**The request:** Set down the full listing exactly, character for character.

**Input data:**
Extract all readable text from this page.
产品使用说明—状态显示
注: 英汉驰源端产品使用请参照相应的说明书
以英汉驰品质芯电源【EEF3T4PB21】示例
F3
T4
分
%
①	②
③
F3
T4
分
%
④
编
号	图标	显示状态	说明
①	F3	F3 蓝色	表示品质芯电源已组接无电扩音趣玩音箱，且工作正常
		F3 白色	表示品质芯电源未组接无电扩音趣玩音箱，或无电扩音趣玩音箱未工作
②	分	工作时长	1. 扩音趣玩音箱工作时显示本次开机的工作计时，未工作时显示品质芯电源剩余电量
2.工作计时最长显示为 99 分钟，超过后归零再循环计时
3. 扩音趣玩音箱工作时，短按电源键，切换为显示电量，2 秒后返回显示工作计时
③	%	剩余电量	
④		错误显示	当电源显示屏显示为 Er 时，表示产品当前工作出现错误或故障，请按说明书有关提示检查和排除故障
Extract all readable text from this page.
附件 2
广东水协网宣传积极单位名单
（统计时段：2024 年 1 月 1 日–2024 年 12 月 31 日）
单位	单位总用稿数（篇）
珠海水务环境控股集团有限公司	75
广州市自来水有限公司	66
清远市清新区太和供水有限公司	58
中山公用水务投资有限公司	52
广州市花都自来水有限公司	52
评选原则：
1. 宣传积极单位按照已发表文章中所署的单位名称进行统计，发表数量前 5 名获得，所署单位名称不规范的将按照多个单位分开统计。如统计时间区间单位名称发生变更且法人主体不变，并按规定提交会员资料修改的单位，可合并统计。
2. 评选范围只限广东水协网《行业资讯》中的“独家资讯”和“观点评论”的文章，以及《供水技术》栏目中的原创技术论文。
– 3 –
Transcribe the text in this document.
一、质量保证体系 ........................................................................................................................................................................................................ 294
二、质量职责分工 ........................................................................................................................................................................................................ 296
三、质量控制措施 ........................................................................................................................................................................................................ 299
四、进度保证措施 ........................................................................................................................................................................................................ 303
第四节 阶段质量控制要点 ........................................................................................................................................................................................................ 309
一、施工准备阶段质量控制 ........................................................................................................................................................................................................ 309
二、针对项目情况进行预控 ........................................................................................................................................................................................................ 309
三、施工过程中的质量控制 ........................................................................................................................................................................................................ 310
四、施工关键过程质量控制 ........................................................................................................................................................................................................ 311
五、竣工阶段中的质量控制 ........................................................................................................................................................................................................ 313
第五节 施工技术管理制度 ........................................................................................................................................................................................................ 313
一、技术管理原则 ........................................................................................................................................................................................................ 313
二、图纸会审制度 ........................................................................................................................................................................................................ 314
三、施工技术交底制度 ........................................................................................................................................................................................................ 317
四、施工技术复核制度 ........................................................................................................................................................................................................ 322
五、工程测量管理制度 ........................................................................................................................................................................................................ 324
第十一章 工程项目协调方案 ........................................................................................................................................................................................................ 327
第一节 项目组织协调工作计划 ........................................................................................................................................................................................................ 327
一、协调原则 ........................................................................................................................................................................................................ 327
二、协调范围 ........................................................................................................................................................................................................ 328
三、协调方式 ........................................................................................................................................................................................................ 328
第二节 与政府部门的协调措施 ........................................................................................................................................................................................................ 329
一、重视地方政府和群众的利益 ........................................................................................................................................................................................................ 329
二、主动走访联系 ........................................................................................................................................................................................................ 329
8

**Final result:**
Extract all readable text from this page.
产品使用说明—状态显示
注: 英汉驰源端产品使用请参照相应的说明书
以英汉驰品质芯电源【EEF3T4PB21】示例
F3
T4
分
%
①	②
③
F3
T4
分
%
④
编
号	图标	显示状态	说明
①	F3	F3 蓝色	表示品质芯电源已组接无电扩音趣玩音箱，且工作正常
		F3 白色	表示品质芯电源未组接无电扩音趣玩音箱，或无电扩音趣玩音箱未工作
②	分	工作时长	1. 扩音趣玩音箱工作时显示本次开机的工作计时，未工作时显示品质芯电源剩余电量
2.工作计时最长显示为 99 分钟，超过后归零再循环计时
3. 扩音趣玩音箱工作时，短按电源键，切换为显示电量，2 秒后返回显示工作计时
③	%	剩余电量	
④		错误显示	当电源显示屏显示为 Er 时，表示产品当前工作出现错误或故障，请按说明书有关提示检查和排除故障
Extract all readable text from this page.
附件 2
广东水协网宣传积极单位名单
（统计时段：2024 年 1 月 1 日–2024 年 12 月 31 日）
单位	单位总用稿数（篇）
珠海水务环境控股集团有限公司	75
广州市自来水有限公司	66
清远市清新区太和供水有限公司	58
中山公用水务投资有限公司	52
广州市花都自来水有限公司	52
评选原则：
1. 宣传积极单位按照已发表文章中所署的单位名称进行统计，发表数量前 5 名获得，所署单位名称不规范的将按照多个单位分开统计。如统计时间区间单位名称发生变更且法人主体不变，并按规定提交会员资料修改的单位，可合并统计。
2. 评选范围只限广东水协网《行业资讯》中的“独家资讯”和“观点评论”的文章，以及《供水技术》栏目中的原创技术论文。
– 3 –
Transcribe the text in this document.
一、质量保证体系 ........................................................................................................................................................................................................ 294
二、质量职责分工 ........................................................................................................................................................................................................ 296
三、质量控制措施 ........................................................................................................................................................................................................ 299
四、进度保证措施 ........................................................................................................................................................................................................ 303
第四节 阶段质量控制要点 ........................................................................................................................................................................................................ 309
一、施工准备阶段质量控制 ........................................................................................................................................................................................................ 309
二、针对项目情况进行预控 ........................................................................................................................................................................................................ 309
三、施工过程中的质量控制 ........................................................................................................................................................................................................ 310
四、施工关键过程质量控制 ........................................................................................................................................................................................................ 311
五、竣工阶段中的质量控制 ........................................................................................................................................................................................................ 313
第五节 施工技术管理制度 ........................................................................................................................................................................................................ 313
一、技术管理原则 ........................................................................................................................................................................................................ 313
二、图纸会审制度 ........................................................................................................................................................................................................ 314
三、施工技术交底制度 ........................................................................................................................................................................................................ 317
四、施工技术复核制度 ........................................................................................................................................................................................................ 322
五、工程测量管理制度 ........................................................................................................................................................................................................ 324
第十一章 工程项目协调方案 ........................................................................................................................................................................................................ 327
第一节 项目组织协调工作计划 ........................................................................................................................................................................................................ 327
一、协调原则 ........................................................................................................................................................................................................ 327
二、协调范围 ........................................................................................................................................................................................................ 328
三、协调方式 ........................................................................................................................................................................................................ 328
第二节 与政府部门的协调措施 ........................................................................................................................................................................................................ 329
一、重视地方政府和群众的利益 ........................................................................................................................................................................................................ 329
二、主动走访联系 ........................................................................................................................................................................................................ 329
8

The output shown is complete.